- Texto de lectura
/---

Octavio Paz
El 10 de diciembre de 1990, el pensador mexicano Octavio Paz recibía el Premio Nobel de Literatura. Para la ocasión, Paz pronunció un discurso en el que, anticipando el nuevo siglo, recordó con lucidez, las preocupaciones y las tareas pendientes después del derrumbe de las ideologías: el futuro de la democracia, la modernidad retardada para América Latina, el problema del reconocimiento de nuestra identidad -del que en tiempos de globalización casi no se habla-, y la crisis ambiental. La actualidad de sus palabras sigue siendo un derrotero para pensar las tareas pendientes de nuestro siglo.
Majestades,
Señoras y Señores:
Seré
breve. Sin embargo, como el tiempo es elástico, ustedes tendrán que oírme
durante ciento ochenta largos segundos.

\---

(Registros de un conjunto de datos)
/---

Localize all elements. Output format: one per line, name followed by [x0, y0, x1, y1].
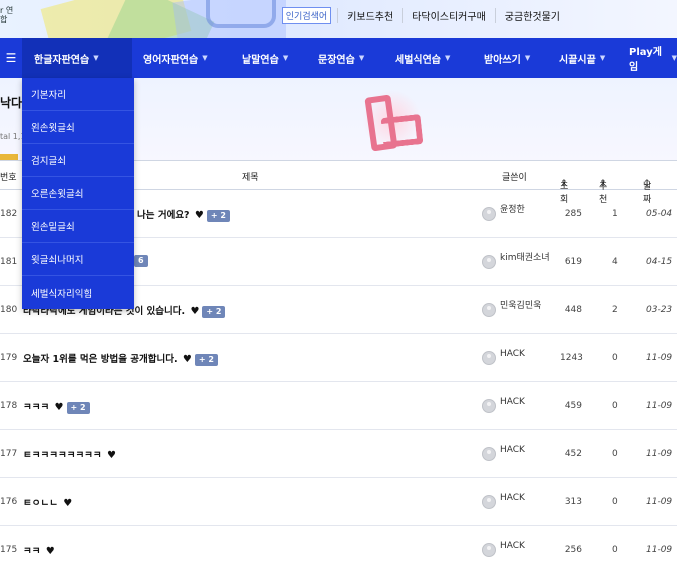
nav-item-sentences[interactable]: 문장연습 ▼: [309, 38, 387, 78]
heart-icon: ♥: [106, 450, 116, 461]
nav-item-korean-layout[interactable]: 한글자판연습 ▼: [22, 38, 132, 78]
nav-item-play-game[interactable]: Play게임 ▼: [623, 38, 677, 78]
site-logo-fragment[interactable]: r 연합: [0, 6, 20, 24]
chevron-down-icon: ▼: [358, 54, 365, 62]
avatar: [482, 255, 496, 269]
hero-art: [360, 88, 430, 152]
post-title[interactable]: ㅌㅋㅋㅋㅋㅋㅋㅋㅋ ♥: [23, 447, 116, 461]
dropdown-item-sebeolsik-home[interactable]: 세벌식자리익힘: [22, 276, 134, 309]
table-row[interactable]: 177 ㅌㅋㅋㅋㅋㅋㅋㅋㅋ ♥ HACK 452 0 11-09: [0, 430, 677, 478]
top-link-sticker[interactable]: 타닥이스티커구매: [402, 7, 495, 23]
heart-icon: ♥: [194, 210, 204, 221]
avatar: [482, 543, 496, 557]
post-author[interactable]: kim태권소녀: [482, 252, 552, 269]
avatar: [482, 399, 496, 413]
chevron-down-icon: ▼: [445, 54, 451, 62]
dropdown-item-home-row[interactable]: 기본자리: [22, 78, 134, 111]
table-row[interactable]: 179 오늘자 1위를 먹은 방법을 공개합니다. ♥ + 2 HACK 1243…: [0, 334, 677, 382]
avatar: [482, 207, 496, 221]
nav-item-dictation[interactable]: 받아쓰기 ▼: [475, 38, 553, 78]
chevron-down-icon: ▼: [524, 54, 531, 62]
heart-icon: ♥: [63, 498, 73, 509]
post-title[interactable]: 오늘자 1위를 먹은 방법을 공개합니다. ♥ + 2: [23, 351, 218, 366]
header-art: [26, 0, 286, 38]
post-author[interactable]: HACK: [482, 540, 552, 557]
nav-item-words[interactable]: 낱말연습 ▼: [234, 38, 309, 78]
table-row[interactable]: 176 ㅌㅇㄴㄴ ♥ HACK 313 0 11-09: [0, 478, 677, 526]
board-title-fragment: 낙다: [0, 96, 23, 110]
chevron-down-icon: ▼: [202, 54, 208, 62]
comment-count-badge: 6: [134, 255, 148, 267]
chevron-down-icon: ▼: [93, 54, 99, 62]
heart-icon: ♥: [182, 354, 192, 365]
comment-count-badge: + 2: [194, 354, 218, 366]
hamburger-icon[interactable]: ☰: [0, 38, 22, 78]
sort-icon: ⇕: [560, 179, 568, 189]
nav-item-english-layout[interactable]: 영어자판연습 ▼: [132, 38, 234, 78]
post-author[interactable]: HACK: [482, 348, 552, 365]
chevron-down-icon: ▼: [599, 54, 606, 62]
page-root: r 연합 인기검색어 키보드추천 타닥이스티커구매 궁금한것물기 ☰ 한글자판연…: [0, 0, 677, 566]
dropdown-item-index-keys[interactable]: 검지글쇠: [22, 144, 134, 177]
post-title[interactable]: ㅌㅇㄴㄴ ♥: [23, 495, 72, 509]
col-author: 글쓴이: [502, 173, 527, 183]
korean-layout-dropdown: 기본자리 왼손윗글쇠 검지글쇠 오른손윗글쇠 왼손밑글쇠 윗글쇠나머지 세벌식자…: [22, 78, 134, 309]
col-num: 번호: [0, 173, 17, 183]
post-title[interactable]: ㅋㅋ ♥: [23, 543, 55, 557]
post-author[interactable]: HACK: [482, 492, 552, 509]
post-author[interactable]: 민욱김민욱: [482, 300, 552, 317]
nav-item-sebeolsik[interactable]: 세벌식연습 ▼: [387, 38, 475, 78]
avatar: [482, 495, 496, 509]
main-nav: ☰ 한글자판연습 ▼ 영어자판연습 ▼ 낱말연습 ▼ 문장연습 ▼ 세벌식연습 ▼ 받아쓰…: [0, 38, 677, 78]
post-author[interactable]: HACK: [482, 396, 552, 413]
col-title: 제목: [242, 173, 259, 183]
heart-icon: ♥: [190, 306, 200, 317]
avatar: [482, 447, 496, 461]
avatar: [482, 303, 496, 317]
top-link-keyboard[interactable]: 키보드추천: [337, 7, 402, 23]
heart-icon: ♥: [54, 402, 64, 413]
popular-search-badge[interactable]: 인기검색어: [281, 6, 332, 24]
chevron-down-icon: ▼: [282, 54, 289, 62]
avatar: [482, 351, 496, 365]
nav-item-word-chain[interactable]: 시끝시끝 ▼: [553, 38, 623, 78]
chevron-down-icon: ▼: [671, 54, 677, 62]
dropdown-item-left-lower[interactable]: 왼손밑글쇠: [22, 210, 134, 243]
comment-count-badge: + 2: [66, 402, 90, 414]
post-author[interactable]: HACK: [482, 444, 552, 461]
top-link-questions[interactable]: 궁금한것물기: [494, 7, 569, 23]
post-title[interactable]: ㅋㅋㅋ ♥ + 2: [23, 399, 90, 414]
comment-count-badge: + 2: [202, 306, 226, 318]
table-row[interactable]: 175 ㅋㅋ ♥ HACK 256 0 11-09: [0, 526, 677, 566]
sort-icon: ⇕: [599, 179, 607, 189]
dropdown-item-right-upper[interactable]: 오른손윗글쇠: [22, 177, 134, 210]
comment-count-badge: + 2: [206, 210, 230, 222]
top-bar: r 연합 인기검색어 키보드추천 타닥이스티커구매 궁금한것물기: [0, 0, 677, 38]
post-author[interactable]: 윤정한: [482, 204, 552, 221]
table-row[interactable]: 178 ㅋㅋㅋ ♥ + 2 HACK 459 0 11-09: [0, 382, 677, 430]
dropdown-item-upper-rest[interactable]: 윗글쇠나머지: [22, 243, 134, 276]
dropdown-item-left-upper[interactable]: 왼손윗글쇠: [22, 111, 134, 144]
top-links: 인기검색어 키보드추천 타닥이스티커구매 궁금한것물기: [281, 0, 677, 30]
heart-icon: ♥: [45, 546, 55, 557]
sort-icon: ⇕: [643, 179, 651, 189]
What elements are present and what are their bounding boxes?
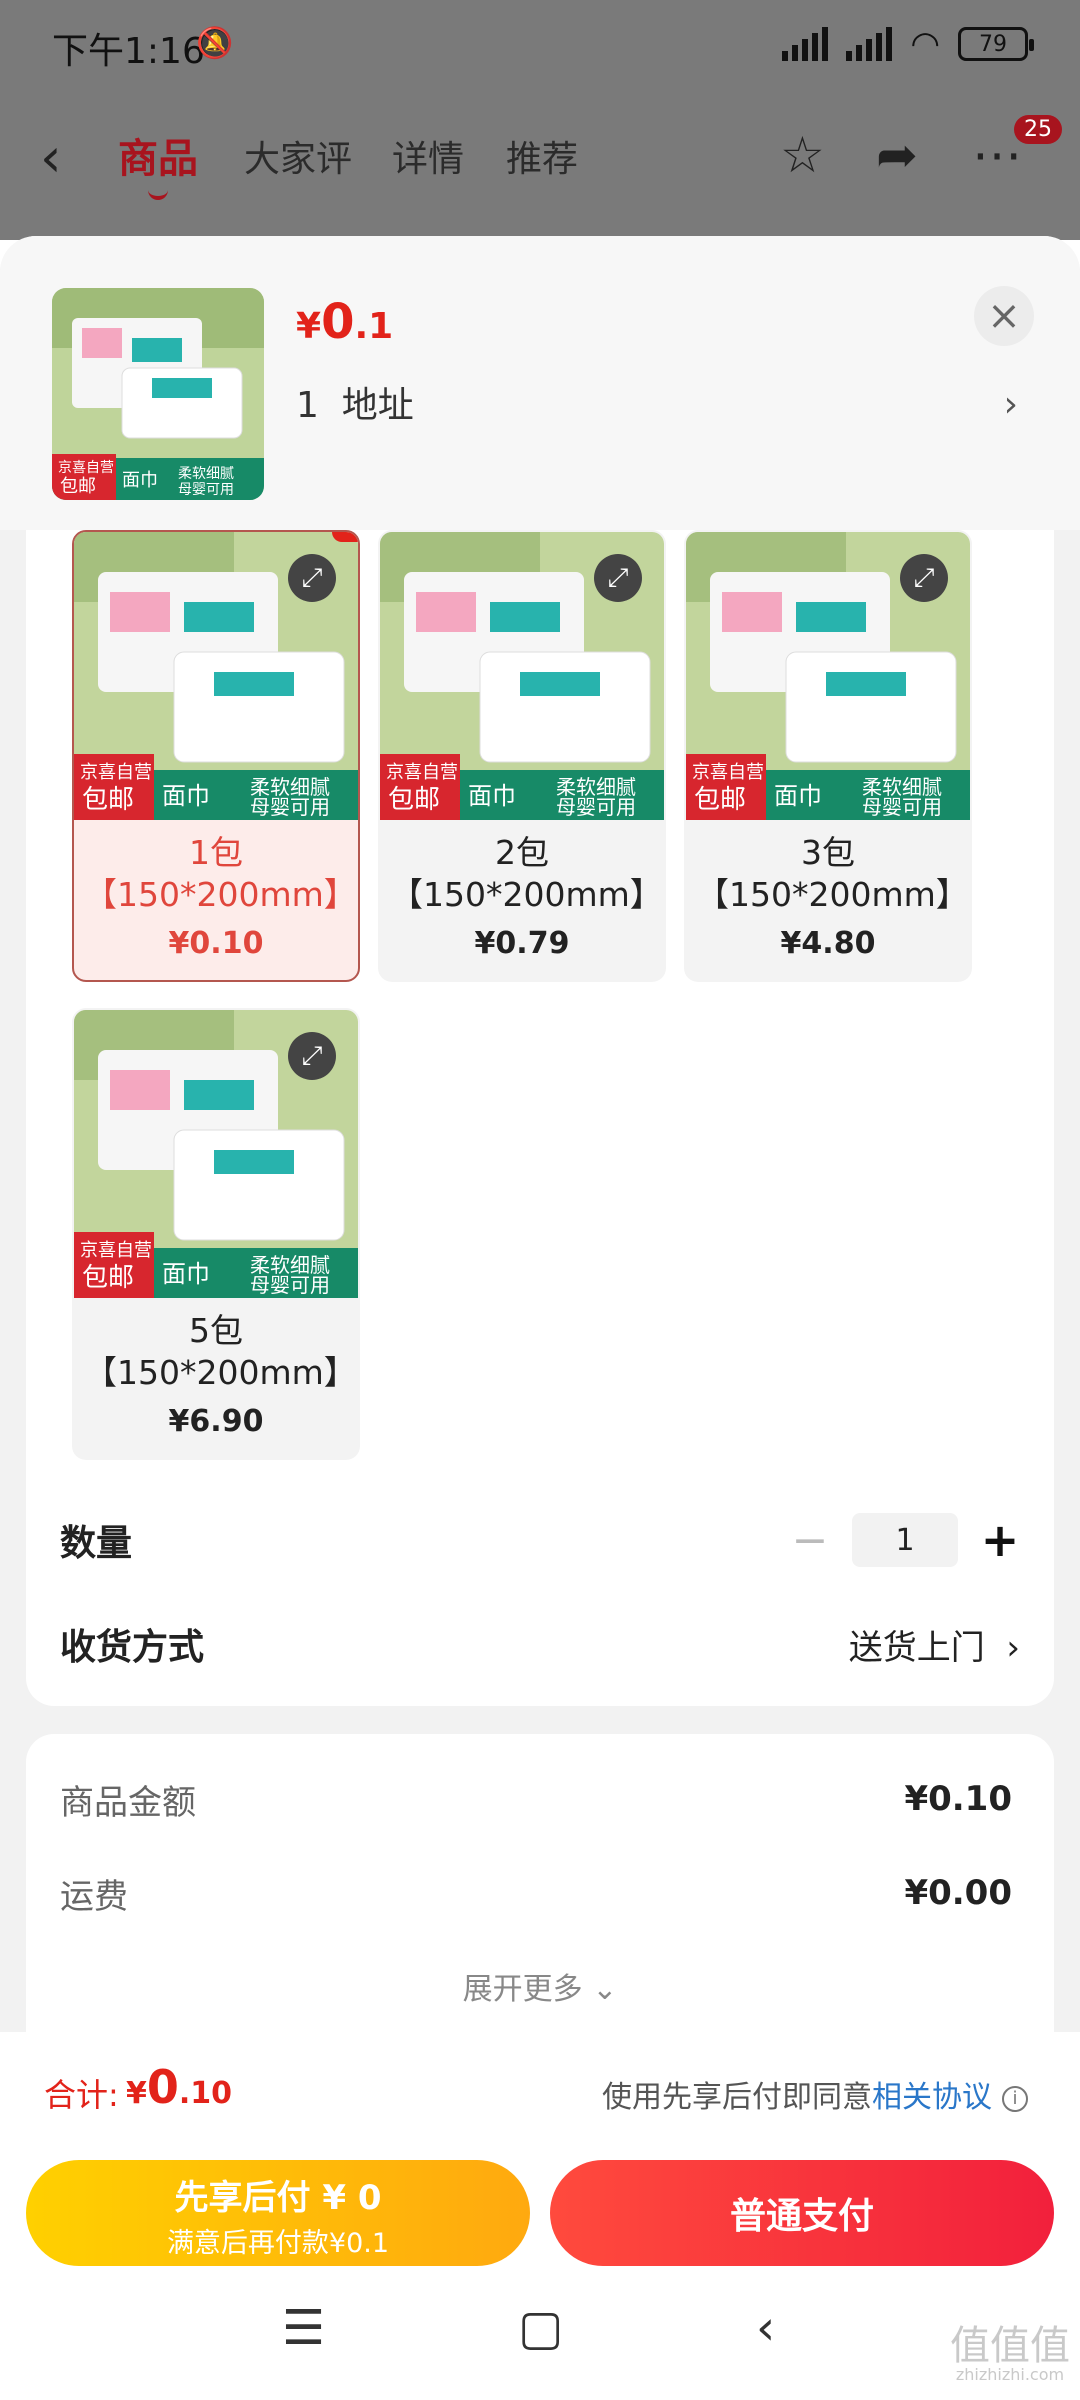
svg-text:柔软细腻: 柔软细腻: [178, 466, 234, 482]
svg-text:面巾: 面巾: [774, 782, 822, 810]
increase-button[interactable]: +: [980, 1513, 1020, 1567]
sku-option-3[interactable]: 京喜自营 包邮 面巾 柔软细腻 母婴可用 ⤢ 3包【150*200mm】 ¥4.…: [684, 530, 972, 982]
order-summary-card: 商品金额 ¥0.10 运费 ¥0.00 展开更多 ⌄: [26, 1734, 1054, 2032]
svg-text:母婴可用: 母婴可用: [250, 795, 330, 819]
pay-button[interactable]: 普通支付: [550, 2160, 1054, 2266]
status-icons: ◠ 79: [782, 24, 1034, 64]
svg-text:面巾: 面巾: [162, 1260, 210, 1288]
expand-icon[interactable]: ⤢: [288, 554, 336, 602]
battery-icon: 79: [958, 27, 1034, 61]
star-icon[interactable]: ☆: [780, 126, 825, 184]
delivery-row[interactable]: 收货方式 送货上门 ›: [60, 1614, 1020, 1674]
tab-product[interactable]: 商品: [118, 126, 198, 200]
message-badge: 25: [1014, 115, 1062, 144]
delivery-value: 送货上门 ›: [848, 1627, 1020, 1668]
sku-option-price: ¥6.90: [168, 1404, 264, 1439]
svg-text:母婴可用: 母婴可用: [862, 795, 942, 819]
quantity-label: 数量: [60, 1523, 133, 1564]
svg-text:面巾: 面巾: [122, 470, 158, 491]
svg-text:面巾: 面巾: [468, 782, 516, 810]
expand-icon[interactable]: ⤢: [288, 1032, 336, 1080]
bnpl-title: 先享后付 ¥ 0: [174, 2178, 382, 2218]
back-icon[interactable]: ‹: [40, 126, 62, 189]
sheet-price: ¥0.1: [296, 294, 394, 350]
sheet-header: 京喜自营 包邮 面巾 柔软细腻 母婴可用 ¥0.1 1 地址 › ×: [0, 236, 1080, 530]
svg-text:母婴可用: 母婴可用: [250, 1273, 330, 1297]
close-icon: ×: [987, 293, 1021, 339]
shipping-row: 运费 ¥0.00: [60, 1868, 1012, 1918]
svg-text:包邮: 包邮: [60, 476, 96, 497]
delivery-label: 收货方式: [60, 1627, 205, 1668]
tab-recommend[interactable]: 推荐: [506, 130, 578, 182]
close-button[interactable]: ×: [974, 286, 1034, 346]
sku-option-2[interactable]: 京喜自营 包邮 面巾 柔软细腻 母婴可用 ⤢ 2包【150*200mm】 ¥0.…: [378, 530, 666, 982]
sku-option-price: ¥0.79: [474, 926, 570, 961]
bnpl-subtitle: 满意后再付款¥0.1: [166, 2228, 390, 2259]
sku-option-price: ¥0.10: [168, 926, 264, 961]
sku-option-4[interactable]: 京喜自营 包邮 面巾 柔软细腻 母婴可用 ⤢ 5包【150*200mm】 ¥6.…: [72, 1008, 360, 1460]
wifi-icon: ◠: [910, 24, 940, 64]
svg-text:母婴可用: 母婴可用: [556, 795, 636, 819]
sku-option-label: 5包【150*200mm】: [84, 1311, 357, 1392]
product-thumbnail[interactable]: 京喜自营 包邮 面巾 柔软细腻 母婴可用: [52, 288, 264, 500]
expand-more-button[interactable]: 展开更多 ⌄: [26, 1964, 1054, 2008]
product-nav-bar: ‹ 商品 大家评 详情 推荐 ☆ ➦ ⋯ 25: [0, 110, 1080, 200]
tab-details[interactable]: 详情: [392, 130, 464, 182]
svg-text:京喜自营: 京喜自营: [58, 460, 114, 476]
svg-text:京喜自营: 京喜自营: [386, 762, 458, 783]
quantity-input[interactable]: 1: [852, 1513, 958, 1567]
svg-text:母婴可用: 母婴可用: [178, 482, 234, 498]
decrease-button[interactable]: −: [790, 1515, 830, 1566]
sku-option-label: 3包【150*200mm】: [696, 833, 969, 914]
sku-option-1[interactable]: 京喜自营 包邮 面巾 柔软细腻 母婴可用 ⤢ 1包【150*200mm】 ¥0.…: [72, 530, 360, 982]
mute-icon: 🔕: [196, 26, 234, 61]
home-icon[interactable]: ▢: [518, 2300, 563, 2356]
svg-text:面巾: 面巾: [162, 782, 210, 810]
agreement-link[interactable]: 相关协议: [872, 2080, 992, 2115]
buy-now-pay-later-button[interactable]: 先享后付 ¥ 0 满意后再付款¥0.1: [26, 2160, 530, 2266]
chevron-down-icon: ⌄: [592, 1972, 618, 2007]
svg-text:包邮: 包邮: [694, 785, 746, 815]
status-bar: 下午1:16 🔕 ◠ 79: [0, 0, 1080, 90]
total-value: ¥0.10: [126, 2060, 233, 2114]
signal-icon: [782, 27, 829, 61]
svg-text:包邮: 包邮: [82, 785, 134, 815]
svg-text:京喜自营: 京喜自营: [80, 762, 152, 783]
signal-hd-icon: [846, 27, 893, 61]
status-time: 下午1:16: [52, 31, 205, 72]
shipping-label: 运费: [60, 1876, 128, 1917]
sku-option-price: ¥4.80: [780, 926, 876, 961]
sku-options-card: 京喜自营 包邮 面巾 柔软细腻 母婴可用 ⤢ 1包【150*200mm】 ¥0.…: [26, 530, 1054, 1706]
svg-text:包邮: 包邮: [82, 1263, 134, 1293]
back-nav-icon[interactable]: ‹: [756, 2300, 775, 2356]
expand-icon[interactable]: ⤢: [900, 554, 948, 602]
goods-amount-value: ¥0.10: [904, 1779, 1012, 1819]
watermark: 值值值 zhizhizhi.com: [950, 2323, 1070, 2384]
hot-sale-tag: [332, 532, 358, 542]
address-row[interactable]: 1 地址: [296, 376, 414, 428]
agreement-text: 使用先享后付即同意相关协议 i: [602, 2072, 1028, 2116]
background-page: 下午1:16 🔕 ◠ 79 ‹ 商品 大家评 详情 推荐 ☆ ➦ ⋯ 25: [0, 0, 1080, 240]
svg-text:京喜自营: 京喜自营: [80, 1240, 152, 1261]
sku-option-label: 1包【150*200mm】: [84, 833, 357, 914]
goods-amount-row: 商品金额 ¥0.10: [60, 1774, 1012, 1824]
info-icon[interactable]: i: [1002, 2085, 1028, 2112]
goods-amount-label: 商品金额: [60, 1782, 196, 1823]
share-icon[interactable]: ➦: [876, 126, 918, 184]
quantity-stepper: − 1 +: [790, 1513, 1020, 1567]
system-nav-bar: ☰ ▢ ‹ 值值值 zhizhizhi.com: [0, 2280, 1080, 2390]
tab-reviews[interactable]: 大家评: [244, 130, 352, 182]
svg-text:包邮: 包邮: [388, 785, 440, 815]
shipping-value: ¥0.00: [904, 1873, 1012, 1913]
sku-option-label: 2包【150*200mm】: [390, 833, 663, 914]
svg-text:京喜自营: 京喜自营: [692, 762, 764, 783]
chevron-right-icon[interactable]: ›: [1004, 384, 1018, 425]
quantity-row: 数量 − 1 +: [60, 1510, 1020, 1570]
chevron-right-icon: ›: [1006, 1627, 1020, 1668]
total-label: 合计:: [44, 2076, 119, 2114]
menu-icon[interactable]: ☰: [282, 2300, 325, 2356]
sku-selector-sheet: 京喜自营 包邮 面巾 柔软细腻 母婴可用 ¥0.1 1 地址 › × 京喜自营 …: [0, 236, 1080, 2032]
expand-icon[interactable]: ⤢: [594, 554, 642, 602]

\---

- Consigna A
Responde estas preguntas con lo que dice el texto sobre el discurso de Octavio Paz:
(i) ¿En qué fecha recibió Octavio Paz el Premio Nobel de Literatura?
(ii) ¿A quiénes se dirige el discurso en su saludo inicial?
(iii) ¿Durante cuánto tiempo, según Paz, tendrá que oírlo el público?
- Consigna B
Prolonga el texto sobre el discurso de Octavio Paz a partir de la última oración que aparece.

- Solución A
(i) El 10 de diciembre de 1990.
(ii) A "Majestades" y a "Señoras y Señores".
(iii) Durante ciento ochenta largos segundos.

- Solución B
Vivimos no sólo el fin de un siglo sino de un período histórico. ¿Qué nacerá del derrumbe de las ideologías? ¿Amanece una era de concordia universal y de libertad para todos o regresarán las idolatrías tribales y los fanatismos religiosos, con su cauda de discordias y tiranías? Las poderosas democracias que han conquistado la abundancia en la libertad ¿serán menos egoístas y más comprensivas con las naciones desposeídas? ¿Aprenderán éstas a desconfiar de los doctrinarios violentos que las han llevado al fracaso? Y en esa parte del mundo que es la mía, América Latina, y especialmente en México, mi patria: ¿alcanzaremos al fin la verdadera modernidad, que no es únicamente democracia política, prosperidad económica y justicia social sino reconciliación con nuestra tradición y con nosotros mismos?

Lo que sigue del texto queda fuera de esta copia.